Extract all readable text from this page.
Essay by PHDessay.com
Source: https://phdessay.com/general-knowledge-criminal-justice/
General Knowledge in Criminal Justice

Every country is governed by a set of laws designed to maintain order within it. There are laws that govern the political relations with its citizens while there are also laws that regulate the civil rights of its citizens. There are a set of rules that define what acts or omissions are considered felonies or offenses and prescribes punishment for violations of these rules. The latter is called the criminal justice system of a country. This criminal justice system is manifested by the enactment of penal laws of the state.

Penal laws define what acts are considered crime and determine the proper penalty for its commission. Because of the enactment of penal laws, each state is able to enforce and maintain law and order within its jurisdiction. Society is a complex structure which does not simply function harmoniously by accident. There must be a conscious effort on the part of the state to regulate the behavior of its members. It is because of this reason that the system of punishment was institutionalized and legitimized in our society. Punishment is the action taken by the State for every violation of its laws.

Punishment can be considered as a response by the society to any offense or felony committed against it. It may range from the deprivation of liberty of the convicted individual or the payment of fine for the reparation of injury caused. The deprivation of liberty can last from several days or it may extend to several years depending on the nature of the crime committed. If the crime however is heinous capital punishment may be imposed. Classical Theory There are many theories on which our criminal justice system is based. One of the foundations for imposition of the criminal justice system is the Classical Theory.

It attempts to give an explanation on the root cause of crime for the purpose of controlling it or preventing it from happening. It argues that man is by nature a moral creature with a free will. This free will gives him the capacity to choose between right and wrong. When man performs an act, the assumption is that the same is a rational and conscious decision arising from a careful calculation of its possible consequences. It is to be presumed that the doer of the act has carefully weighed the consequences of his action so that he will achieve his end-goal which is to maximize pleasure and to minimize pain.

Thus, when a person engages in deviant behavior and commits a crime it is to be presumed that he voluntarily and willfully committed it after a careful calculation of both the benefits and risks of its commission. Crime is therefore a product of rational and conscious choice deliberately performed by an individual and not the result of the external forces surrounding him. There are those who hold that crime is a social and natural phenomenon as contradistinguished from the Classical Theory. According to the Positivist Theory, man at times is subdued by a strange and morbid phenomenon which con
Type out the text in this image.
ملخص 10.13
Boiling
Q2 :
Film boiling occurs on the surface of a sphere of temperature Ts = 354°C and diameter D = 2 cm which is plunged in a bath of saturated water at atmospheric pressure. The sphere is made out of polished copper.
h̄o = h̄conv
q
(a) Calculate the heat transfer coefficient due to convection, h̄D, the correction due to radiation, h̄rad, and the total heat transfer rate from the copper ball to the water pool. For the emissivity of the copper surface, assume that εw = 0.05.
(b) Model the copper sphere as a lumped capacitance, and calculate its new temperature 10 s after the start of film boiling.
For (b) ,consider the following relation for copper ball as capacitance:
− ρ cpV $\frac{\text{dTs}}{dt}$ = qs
--*--
## [EXERCISE AIM]
Wherever the string "surface" appears in the entries above, list that line.

## [SOLUTION BELOW]
Film boiling occurs on the surface of a sphere of temperature Ts = 354°C and diameter D = 2 cm which is plunged in a bath of saturated water at atmospheric pressure. The sphere is made out of polished copper.
(a) Calculate the heat transfer coefficient due to convection, h̄D, the correction due to radiation, h̄rad, and the total heat transfer rate from the copper ball to the water pool. For the emissivity of the copper surface, assume that εw = 0.05.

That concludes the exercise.